START

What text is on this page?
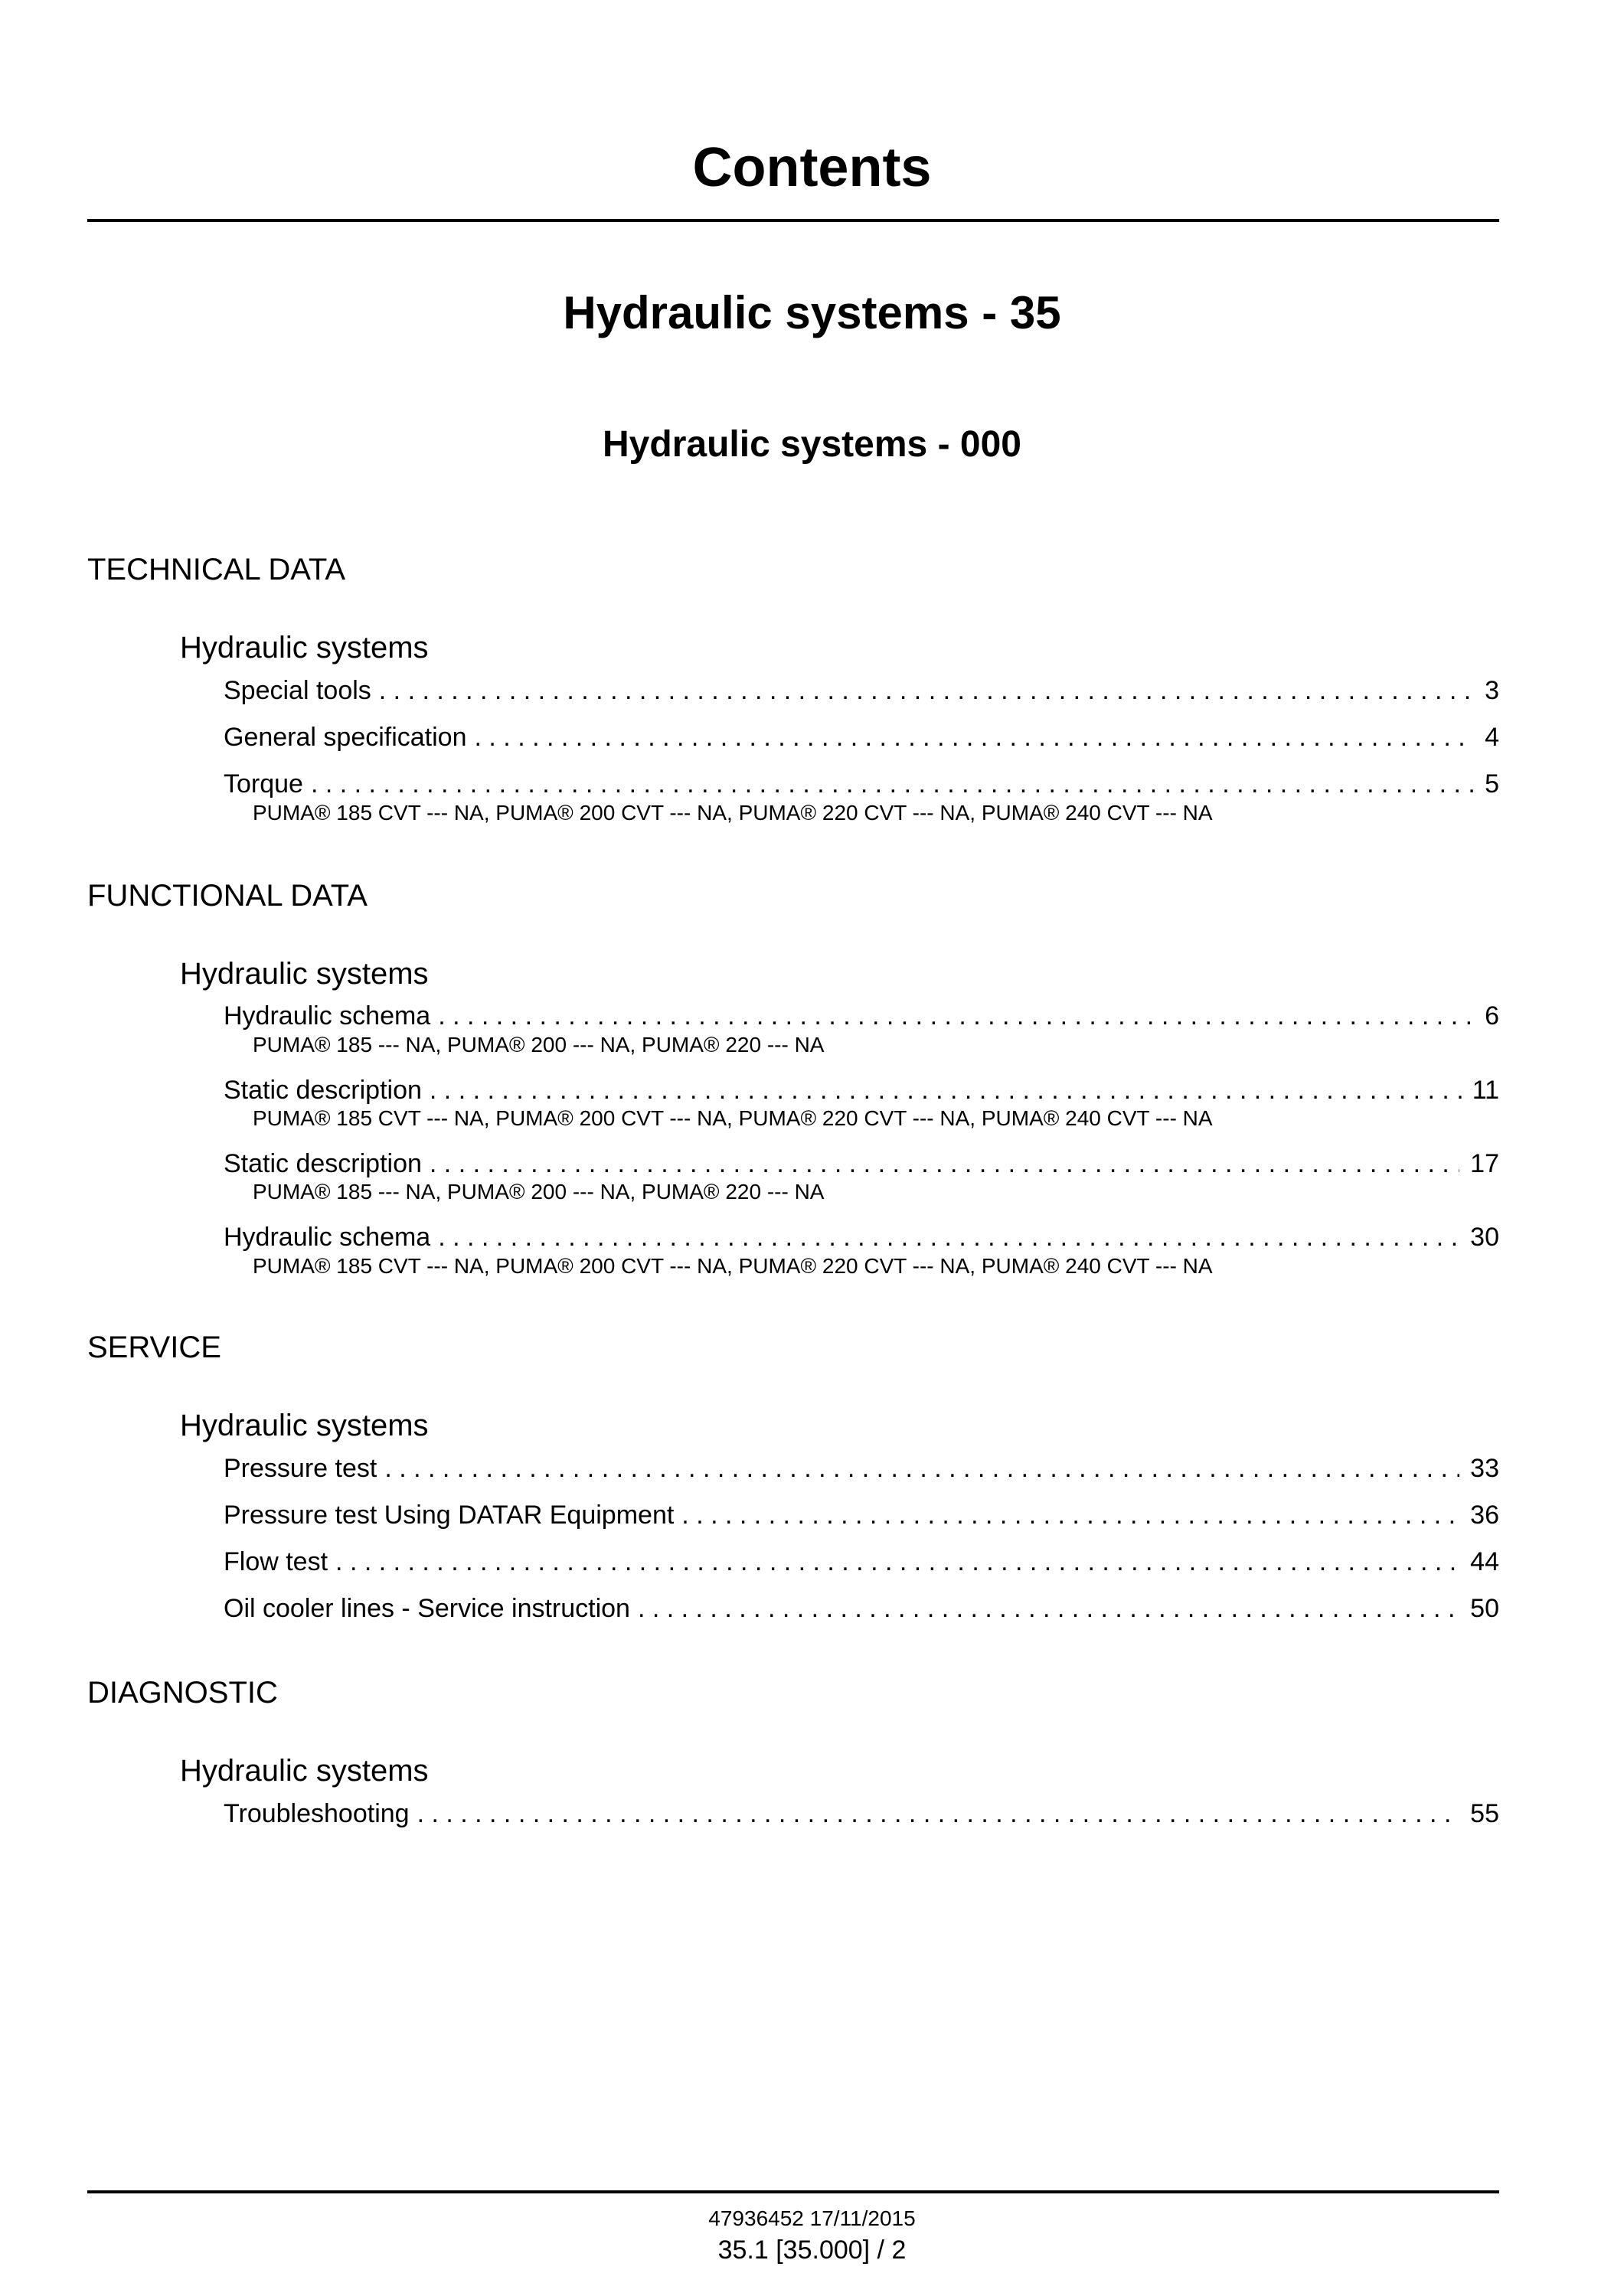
Contents
Hydraulic systems - 35
Hydraulic systems - 000
TECHNICAL DATA
Hydraulic systems
Special tools . . .	3
General specification . . .	4
Torque . . .	5
PUMA® 185 CVT --- NA, PUMA® 200 CVT --- NA, PUMA® 220 CVT --- NA, PUMA® 240 CVT --- NA
FUNCTIONAL DATA
Hydraulic systems
Hydraulic schema . . .	6
PUMA® 185 --- NA, PUMA® 200 --- NA, PUMA® 220 --- NA
Static description . . .	11
PUMA® 185 CVT --- NA, PUMA® 200 CVT --- NA, PUMA® 220 CVT --- NA, PUMA® 240 CVT --- NA
Static description . . .	17
PUMA® 185 --- NA, PUMA® 200 --- NA, PUMA® 220 --- NA
Hydraulic schema . . .	30
PUMA® 185 CVT --- NA, PUMA® 200 CVT --- NA, PUMA® 220 CVT --- NA, PUMA® 240 CVT --- NA
SERVICE
Hydraulic systems
Pressure test . . .	33
Pressure test Using DATAR Equipment . . .	36
Flow test . . .	44
Oil cooler lines - Service instruction . . .	50
DIAGNOSTIC
Hydraulic systems
Troubleshooting . . .	55
47936452 17/11/2015
35.1 [35.000] / 2
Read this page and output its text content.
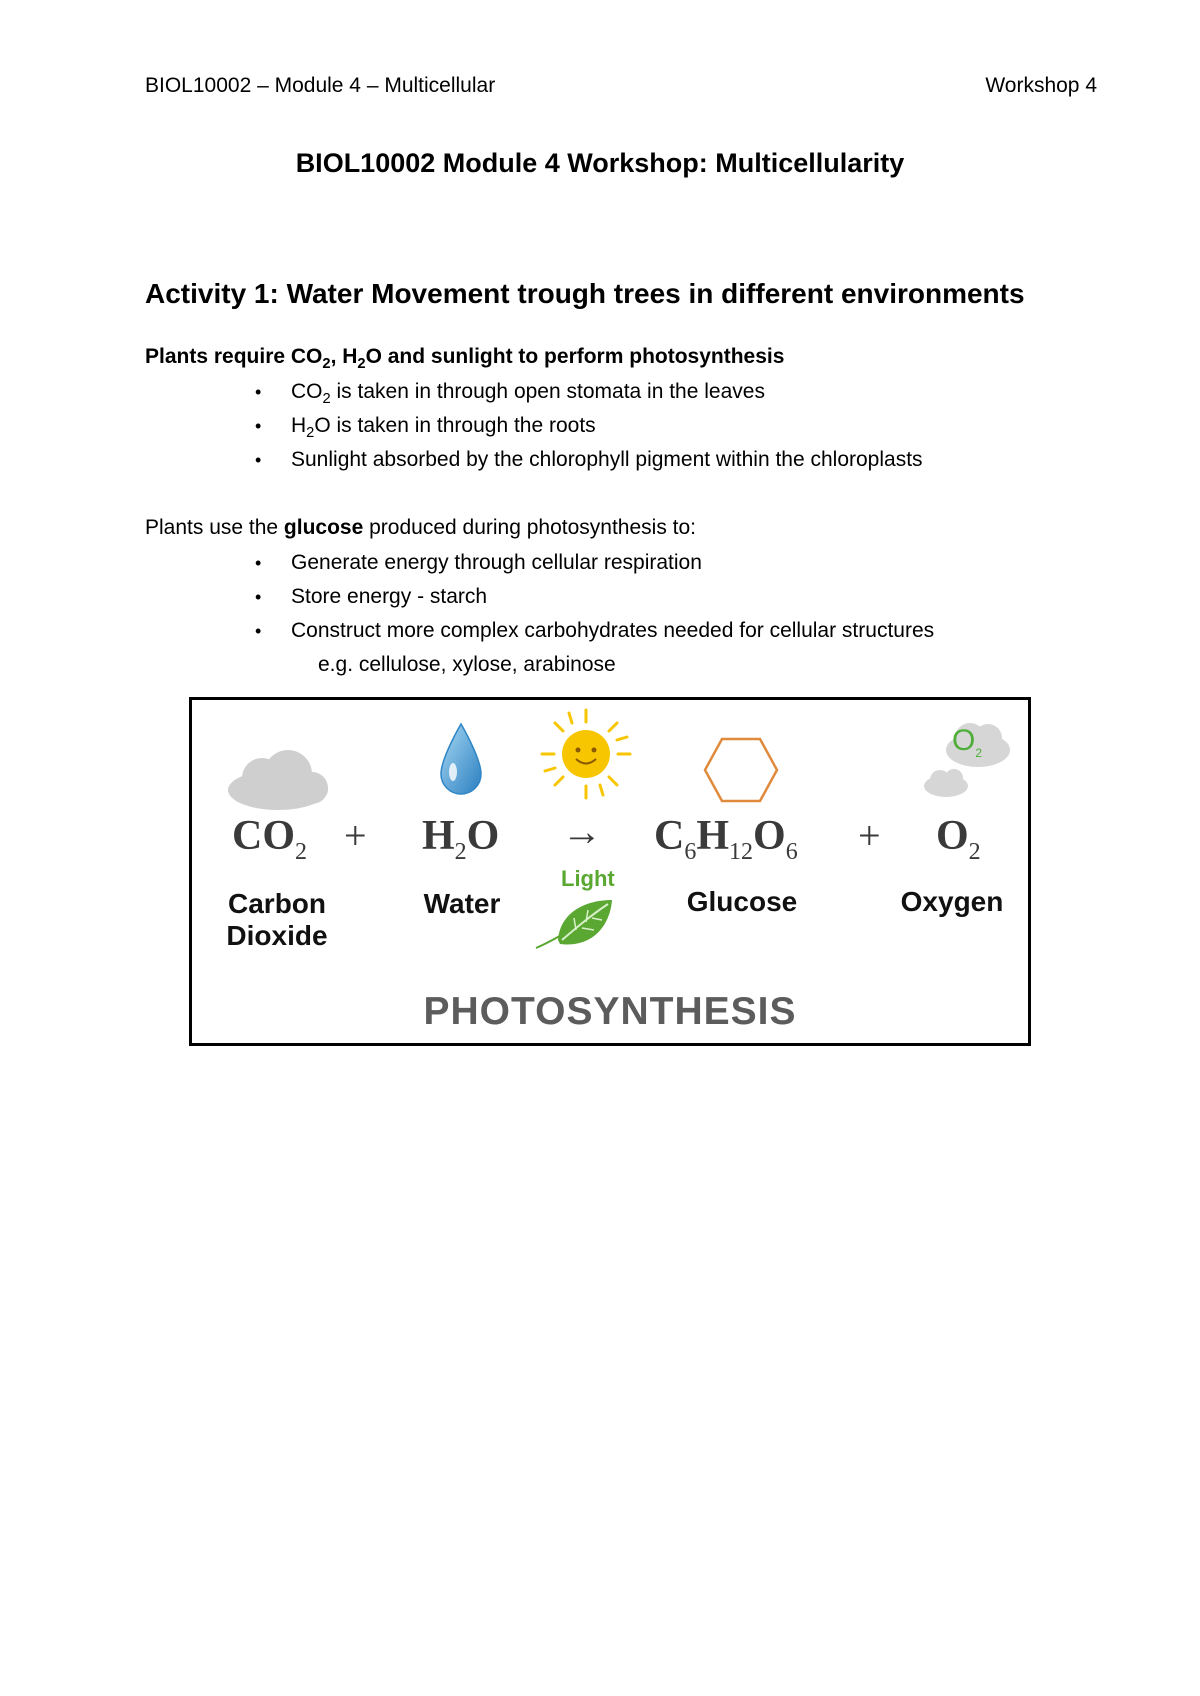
BIOL10002 – Module 4 – Multicellular	Workshop 4
BIOL10002 Module 4 Workshop: Multicellularity
Activity 1: Water Movement trough trees in different environments
Plants require $CO_2$, $H_2O$ and sunlight to perform photosynthesis
• $CO_2$ is taken in through open stomata in the leaves
• $H_2O$ is taken in through the roots
• Sunlight absorbed by the chlorophyll pigment within the chloroplasts
Plants use the glucose produced during photosynthesis to:
• Generate energy through cellular respiration
• Store energy - starch
• Construct more complex carbohydrates needed for cellular structures
e.g. cellulose, xylose, arabinose
$O_2$
$CO_2 + H_2O \to C_6H_{12}O_6 + O_2$
Light
Carbon
Dioxide
Water	Glucose	Oxygen
PHOTOSYNTHESIS
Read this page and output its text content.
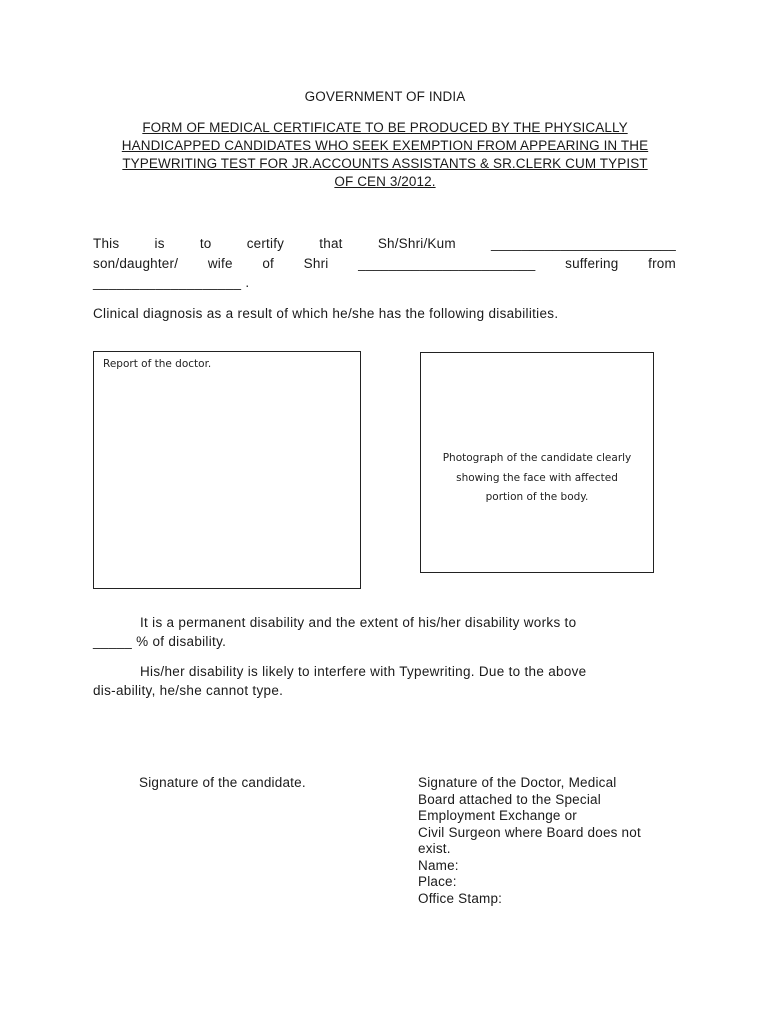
GOVERNMENT OF INDIA
FORM OF MEDICAL CERTIFICATE TO BE PRODUCED BY THE PHYSICALLY
HANDICAPPED CANDIDATES WHO SEEK EXEMPTION FROM APPEARING IN THE
TYPEWRITING TEST FOR JR.ACCOUNTS ASSISTANTS & SR.CLERK CUM TYPIST
OF CEN 3/2012.
This	is	to	certify	that	Sh/Shri/Kum	________________________
son/daughter/ wife of Shri _______________________ suffering from
___________________ .
Clinical diagnosis as a result of which he/she has the following disabilities.
Report of the doctor.
Photograph of the candidate clearly
showing the face with affected
portion of the body.
It is a permanent disability and the extent of his/her disability works to
_____ % of disability.
His/her disability is likely to interfere with Typewriting. Due to the above
dis-ability, he/she cannot type.
Signature of the candidate.	Signature of the Doctor, Medical
Board attached to the Special
Employment Exchange or
Civil Surgeon where Board does not
exist.
Name:
Place:
Office Stamp:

END

=== Requirement ===
Where a line above holds the string "Board", show that line.

=== Output below ===
Board attached to the Special
Civil Surgeon where Board does not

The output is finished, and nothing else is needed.